* start Supplied records *
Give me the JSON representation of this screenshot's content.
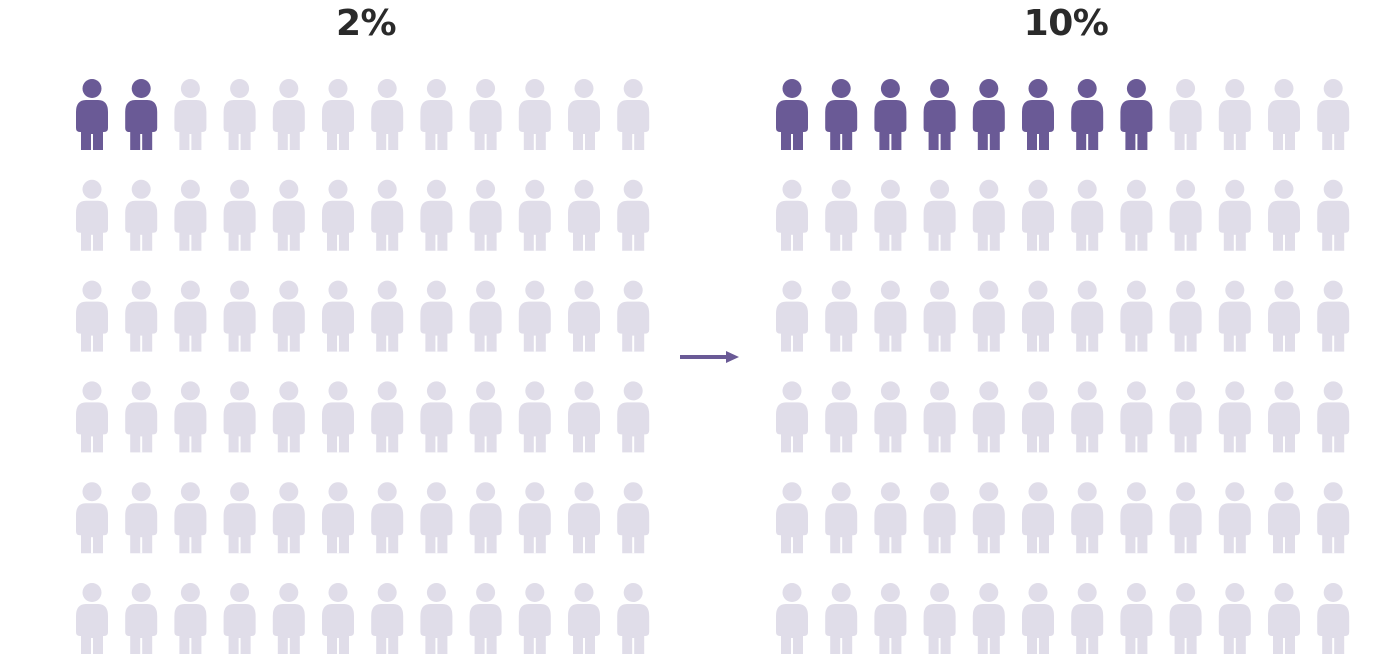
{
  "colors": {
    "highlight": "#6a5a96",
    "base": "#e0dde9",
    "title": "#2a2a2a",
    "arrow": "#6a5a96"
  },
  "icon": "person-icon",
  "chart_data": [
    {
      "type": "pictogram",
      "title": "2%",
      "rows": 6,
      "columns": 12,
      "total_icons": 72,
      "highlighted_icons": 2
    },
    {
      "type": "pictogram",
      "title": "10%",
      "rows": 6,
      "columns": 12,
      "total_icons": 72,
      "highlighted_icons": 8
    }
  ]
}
* end Supplied records *
Problem details:
Restate the whole listing above exactly, except for its images.

Correct result:
Give me the JSON representation of this screenshot's content.
{
  "colors": {
    "highlight": "#6a5a96",
    "base": "#e0dde9",
    "title": "#2a2a2a",
    "arrow": "#6a5a96"
  },
  "icon": "person-icon",
  "chart_data": [
    {
      "type": "pictogram",
      "title": "2%",
      "rows": 6,
      "columns": 12,
      "total_icons": 72,
      "highlighted_icons": 2
    },
    {
      "type": "pictogram",
      "title": "10%",
      "rows": 6,
      "columns": 12,
      "total_icons": 72,
      "highlighted_icons": 8
    }
  ]
}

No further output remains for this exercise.